(Structured figure records)
begin

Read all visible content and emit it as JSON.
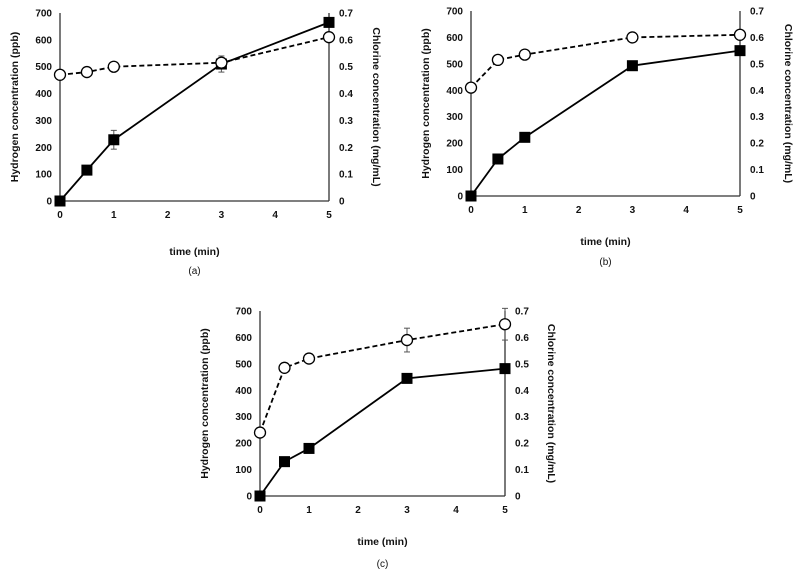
{
  "figure": {
    "panel_labels": [
      "(a)",
      "(b)",
      "(c)"
    ]
  },
  "chart_data": [
    {
      "type": "line",
      "panel": "(a)",
      "title": "",
      "xlabel": "time (min)",
      "ylabel": "Hydrogen concentration (ppb)",
      "y2label": "Chlorine concentration (mg/mL)",
      "xlim": [
        0,
        5
      ],
      "ylim": [
        0,
        700
      ],
      "y2lim": [
        0,
        0.7
      ],
      "xticks": [
        "0",
        "1",
        "2",
        "3",
        "4",
        "5"
      ],
      "yticks": [
        "0",
        "100",
        "200",
        "300",
        "400",
        "500",
        "600",
        "700"
      ],
      "y2ticks": [
        "0",
        "0.1",
        "0.2",
        "0.3",
        "0.4",
        "0.5",
        "0.6",
        "0.7"
      ],
      "grid": false,
      "legend": "none",
      "x": [
        0,
        0.5,
        1,
        3,
        5
      ],
      "series": [
        {
          "name": "Hydrogen",
          "axis": "left",
          "marker": "filled-square",
          "line": "solid",
          "values": [
            0,
            115,
            228,
            510,
            665
          ],
          "errors": [
            0,
            8,
            35,
            30,
            0
          ]
        },
        {
          "name": "Chlorine",
          "axis": "right",
          "marker": "open-circle",
          "line": "dashed",
          "values": [
            0.47,
            0.48,
            0.5,
            0.515,
            0.61
          ],
          "errors": [
            0,
            0,
            0,
            0,
            0
          ]
        }
      ]
    },
    {
      "type": "line",
      "panel": "(b)",
      "title": "",
      "xlabel": "time (min)",
      "ylabel": "Hydrogen concentration (ppb)",
      "y2label": "Chlorine concentration (mg/mL)",
      "xlim": [
        0,
        5
      ],
      "ylim": [
        0,
        700
      ],
      "y2lim": [
        0,
        0.7
      ],
      "xticks": [
        "0",
        "1",
        "2",
        "3",
        "4",
        "5"
      ],
      "yticks": [
        "0",
        "100",
        "200",
        "300",
        "400",
        "500",
        "600",
        "700"
      ],
      "y2ticks": [
        "0",
        "0.1",
        "0.2",
        "0.3",
        "0.4",
        "0.5",
        "0.6",
        "0.7"
      ],
      "grid": false,
      "legend": "none",
      "x": [
        0,
        0.5,
        1,
        3,
        5
      ],
      "series": [
        {
          "name": "Hydrogen",
          "axis": "left",
          "marker": "filled-square",
          "line": "solid",
          "values": [
            0,
            140,
            222,
            493,
            550
          ],
          "errors": [
            0,
            10,
            0,
            15,
            0
          ]
        },
        {
          "name": "Chlorine",
          "axis": "right",
          "marker": "open-circle",
          "line": "dashed",
          "values": [
            0.41,
            0.515,
            0.535,
            0.6,
            0.61
          ],
          "errors": [
            0,
            0,
            0,
            0,
            0
          ]
        }
      ]
    },
    {
      "type": "line",
      "panel": "(c)",
      "title": "",
      "xlabel": "time (min)",
      "ylabel": "Hydrogen concentration (ppb)",
      "y2label": "Chlorine concentration (mg/mL)",
      "xlim": [
        0,
        5
      ],
      "ylim": [
        0,
        700
      ],
      "y2lim": [
        0,
        0.7
      ],
      "xticks": [
        "0",
        "1",
        "2",
        "3",
        "4",
        "5"
      ],
      "yticks": [
        "0",
        "100",
        "200",
        "300",
        "400",
        "500",
        "600",
        "700"
      ],
      "y2ticks": [
        "0",
        "0.1",
        "0.2",
        "0.3",
        "0.4",
        "0.5",
        "0.6",
        "0.7"
      ],
      "grid": false,
      "legend": "none",
      "x": [
        0,
        0.5,
        1,
        3,
        5
      ],
      "series": [
        {
          "name": "Hydrogen",
          "axis": "left",
          "marker": "filled-square",
          "line": "solid",
          "values": [
            0,
            130,
            180,
            445,
            482
          ],
          "errors": [
            0,
            0,
            0,
            0,
            0
          ]
        },
        {
          "name": "Chlorine",
          "axis": "right",
          "marker": "open-circle",
          "line": "dashed",
          "values": [
            0.24,
            0.485,
            0.52,
            0.59,
            0.65
          ],
          "errors": [
            0,
            0,
            0,
            0.045,
            0.06
          ]
        }
      ]
    }
  ]
}
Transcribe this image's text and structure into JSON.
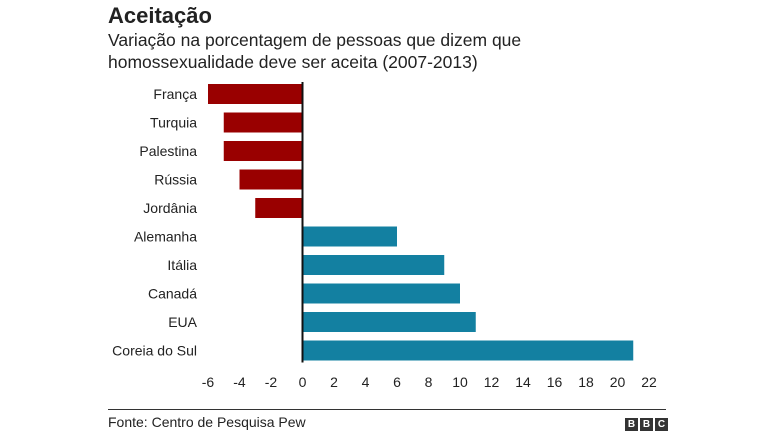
{
  "header": {
    "title": "Aceitação",
    "subtitle": "Variação na porcentagem de pessoas que dizem que homossexualidade deve ser aceita (2007-2013)"
  },
  "footer": {
    "source": "Fonte: Centro de Pesquisa Pew",
    "logo": "BBC"
  },
  "colors": {
    "negative": "#990000",
    "positive": "#1380A1"
  },
  "chart_data": {
    "type": "bar",
    "orientation": "horizontal",
    "title": "Aceitação",
    "categories": [
      "França",
      "Turquia",
      "Palestina",
      "Rússia",
      "Jordânia",
      "Alemanha",
      "Itália",
      "Canadá",
      "EUA",
      "Coreia do Sul"
    ],
    "values": [
      -6,
      -5,
      -5,
      -4,
      -3,
      6,
      9,
      10,
      11,
      21
    ],
    "xlim": [
      -6,
      22
    ],
    "xticks": [
      -6,
      -4,
      -2,
      0,
      2,
      4,
      6,
      8,
      10,
      12,
      14,
      16,
      18,
      20,
      22
    ],
    "grid": false
  }
}
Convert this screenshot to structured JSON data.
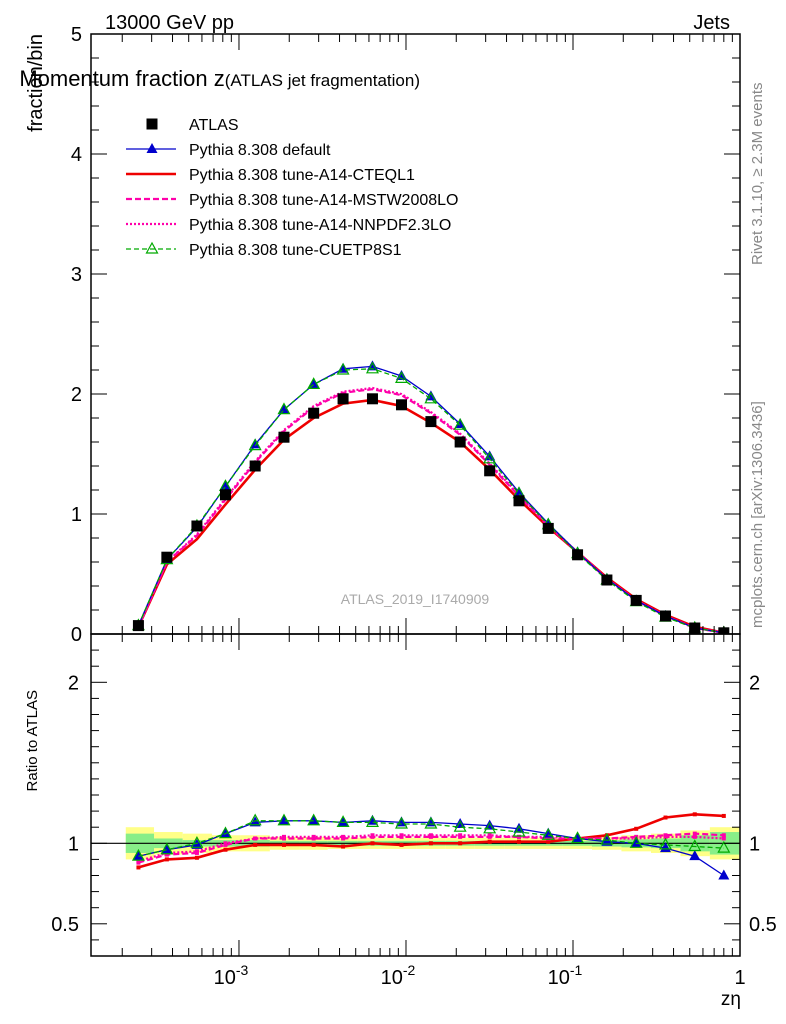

end

_Problem description_
Write out the whole listing exactly, and drop the pictures.

_Result below_
Read all visible content and emit it as JSON.
{
  "figure": {
    "panel_labels": [
      "(a)",
      "(b)",
      "(c)"
    ]
  },
  "chart_data": [
    {
      "type": "line",
      "panel": "(a)",
      "title": "",
      "xlabel": "time (min)",
      "ylabel": "Hydrogen concentration (ppb)",
      "y2label": "Chlorine concentration (mg/mL)",
      "xlim": [
        0,
        5
      ],
      "ylim": [
        0,
        700
      ],
      "y2lim": [
        0,
        0.7
      ],
      "xticks": [
        "0",
        "1",
        "2",
        "3",
        "4",
        "5"
      ],
      "yticks": [
        "0",
        "100",
        "200",
        "300",
        "400",
        "500",
        "600",
        "700"
      ],
      "y2ticks": [
        "0",
        "0.1",
        "0.2",
        "0.3",
        "0.4",
        "0.5",
        "0.6",
        "0.7"
      ],
      "grid": false,
      "legend": "none",
      "x": [
        0,
        0.5,
        1,
        3,
        5
      ],
      "series": [
        {
          "name": "Hydrogen",
          "axis": "left",
          "marker": "filled-square",
          "line": "solid",
          "values": [
            0,
            115,
            228,
            510,
            665
          ],
          "errors": [
            0,
            8,
            35,
            30,
            0
          ]
        },
        {
          "name": "Chlorine",
          "axis": "right",
          "marker": "open-circle",
          "line": "dashed",
          "values": [
            0.47,
            0.48,
            0.5,
            0.515,
            0.61
          ],
          "errors": [
            0,
            0,
            0,
            0,
            0
          ]
        }
      ]
    },
    {
      "type": "line",
      "panel": "(b)",
      "title": "",
      "xlabel": "time (min)",
      "ylabel": "Hydrogen concentration (ppb)",
      "y2label": "Chlorine concentration (mg/mL)",
      "xlim": [
        0,
        5
      ],
      "ylim": [
        0,
        700
      ],
      "y2lim": [
        0,
        0.7
      ],
      "xticks": [
        "0",
        "1",
        "2",
        "3",
        "4",
        "5"
      ],
      "yticks": [
        "0",
        "100",
        "200",
        "300",
        "400",
        "500",
        "600",
        "700"
      ],
      "y2ticks": [
        "0",
        "0.1",
        "0.2",
        "0.3",
        "0.4",
        "0.5",
        "0.6",
        "0.7"
      ],
      "grid": false,
      "legend": "none",
      "x": [
        0,
        0.5,
        1,
        3,
        5
      ],
      "series": [
        {
          "name": "Hydrogen",
          "axis": "left",
          "marker": "filled-square",
          "line": "solid",
          "values": [
            0,
            140,
            222,
            493,
            550
          ],
          "errors": [
            0,
            10,
            0,
            15,
            0
          ]
        },
        {
          "name": "Chlorine",
          "axis": "right",
          "marker": "open-circle",
          "line": "dashed",
          "values": [
            0.41,
            0.515,
            0.535,
            0.6,
            0.61
          ],
          "errors": [
            0,
            0,
            0,
            0,
            0
          ]
        }
      ]
    },
    {
      "type": "line",
      "panel": "(c)",
      "title": "",
      "xlabel": "time (min)",
      "ylabel": "Hydrogen concentration (ppb)",
      "y2label": "Chlorine concentration (mg/mL)",
      "xlim": [
        0,
        5
      ],
      "ylim": [
        0,
        700
      ],
      "y2lim": [
        0,
        0.7
      ],
      "xticks": [
        "0",
        "1",
        "2",
        "3",
        "4",
        "5"
      ],
      "yticks": [
        "0",
        "100",
        "200",
        "300",
        "400",
        "500",
        "600",
        "700"
      ],
      "y2ticks": [
        "0",
        "0.1",
        "0.2",
        "0.3",
        "0.4",
        "0.5",
        "0.6",
        "0.7"
      ],
      "grid": false,
      "legend": "none",
      "x": [
        0,
        0.5,
        1,
        3,
        5
      ],
      "series": [
        {
          "name": "Hydrogen",
          "axis": "left",
          "marker": "filled-square",
          "line": "solid",
          "values": [
            0,
            130,
            180,
            445,
            482
          ],
          "errors": [
            0,
            0,
            0,
            0,
            0
          ]
        },
        {
          "name": "Chlorine",
          "axis": "right",
          "marker": "open-circle",
          "line": "dashed",
          "values": [
            0.24,
            0.485,
            0.52,
            0.59,
            0.65
          ],
          "errors": [
            0,
            0,
            0,
            0.045,
            0.06
          ]
        }
      ]
    }
  ]
}
Transcribe this image's text and structure into JSON.
{
  "header": {
    "title": "Aceitação",
    "subtitle": "Variação na porcentagem de pessoas que dizem que homossexualidade deve ser aceita (2007-2013)"
  },
  "footer": {
    "source": "Fonte: Centro de Pesquisa Pew",
    "logo": "BBC"
  },
  "colors": {
    "negative": "#990000",
    "positive": "#1380A1"
  },
  "chart_data": {
    "type": "bar",
    "orientation": "horizontal",
    "title": "Aceitação",
    "categories": [
      "França",
      "Turquia",
      "Palestina",
      "Rússia",
      "Jordânia",
      "Alemanha",
      "Itália",
      "Canadá",
      "EUA",
      "Coreia do Sul"
    ],
    "values": [
      -6,
      -5,
      -5,
      -4,
      -3,
      6,
      9,
      10,
      11,
      21
    ],
    "xlim": [
      -6,
      22
    ],
    "xticks": [
      -6,
      -4,
      -2,
      0,
      2,
      4,
      6,
      8,
      10,
      12,
      14,
      16,
      18,
      20,
      22
    ],
    "grid": false
  }
}
Convert this screenshot to structured JSON data.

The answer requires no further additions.